前口上のくだりで宮部さんが辞書を引くと、
「徒歩(とほ)の意の雅語的表現」
との説明が出てきます。

「江戸の距離や時間の感覚」がいまいちピンとこない、
という宮部さん。あるとき思い立って、
当時の人びとが感じていたはずの時間や距離を体感しようと
古地図片手に歩いてたところ、思いの外たのしかった。
その体験がきっかけになって、
平成6年(1994年)から平成9年(1997年)にかけて
年に2回行われ、雑誌に掲載された内容が
もともとは『平成お徒歩日記』として出版されていました。
うれしいことに昨年末、令和の新企画がひとつ
番外編として追加され、名前も『ほのぼのお徒歩日記』と
改められた、新装完全版になっています。

第1回の企画として、宮部さんが提案したのは
「吉良邸で討ち入りを終えた赤穂浪士が
回向院から泉岳寺までひきあげたルート」めぐり。

<「それは面白いかもしれませんね」
と江木さん(引用者註:出版社編集)。
「誰もやったことないですよ、きっと」
やるわけないんですよ、意味ないもの。
古地図の読める方には必要のないことなんです。
でも、わたしには嬉しい話。>

炎天下にえんえんと歩くことになった第1回にはじまり、
暑さ寒さにあえぎ、道に難儀し、ハプニングに恵まれながら
「お徒歩」はつづいていきます。

赤穂浪士のひきあげルートの次は、
時代劇の「市中引き廻しの上、打首獄門」
というフレーズでおなじみの
「市中引き回し」のコースをたどり、
鈴ヶ森、小塚原のふたつの刑場をハシゴ。
その次は、箱根の旧街道をたどる関所破りルートでした。

箱根湯本から、地図を片手に、人にも聞きながら
一里塚の碑をさがし、旧東海道の石畳へ。
デコボコし苔むした石畳を苦労しながら進み、
文字通り丸木の橋をこわごわ渡って、
たどり着いた畑宿の土産物屋で一服。
お店の人に、箱根まで歩くと
どのくらいかかるかと尋ねたところ、

<「ここから? 箱根まで? 今から?」
お店のおかみさんは目を見張りました。
「国道を歩くんですか。それとも旧道を?」
「できるだけ旧道を行きたいんですが」
「そりゃ無理ですよ。夜になっちゃうよ」
「でも、歩くために来たもんでして」

提供データ:
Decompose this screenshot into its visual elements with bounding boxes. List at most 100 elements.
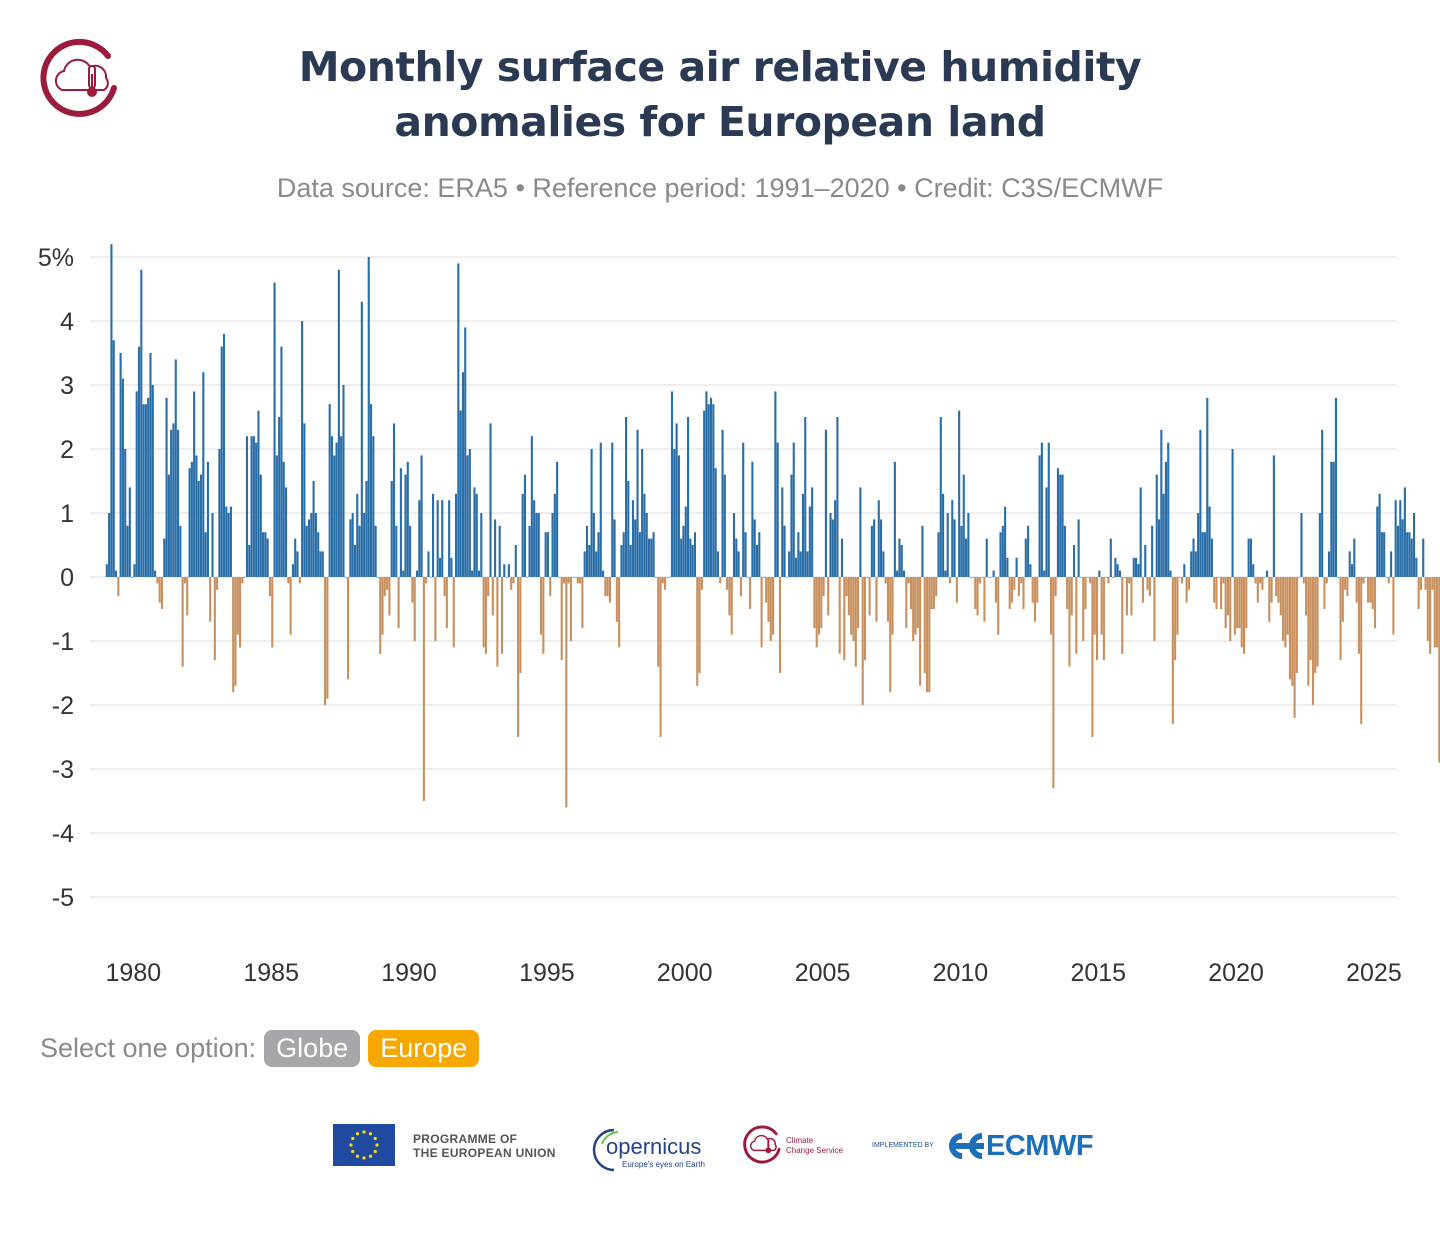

指示と要件: 上記の提示文のうち、「炎天下にえんえんと歩くことになった第1回にはじまり、」で始まり「鈴ヶ森、小塚原のふたつの刑場をハシゴ。」で終わる箇所を、一字一句違えずに書き写してください。

演習の出力:
炎天下にえんえんと歩くことになった第1回にはじまり、
暑さ寒さにあえぎ、道に難儀し、ハプニングに恵まれながら
「お徒歩」はつづいていきます。

赤穂浪士のひきあげルートの次は、
時代劇の「市中引き廻しの上、打首獄門」
というフレーズでおなじみの
「市中引き回し」のコースをたどり、
鈴ヶ森、小塚原のふたつの刑場をハシゴ。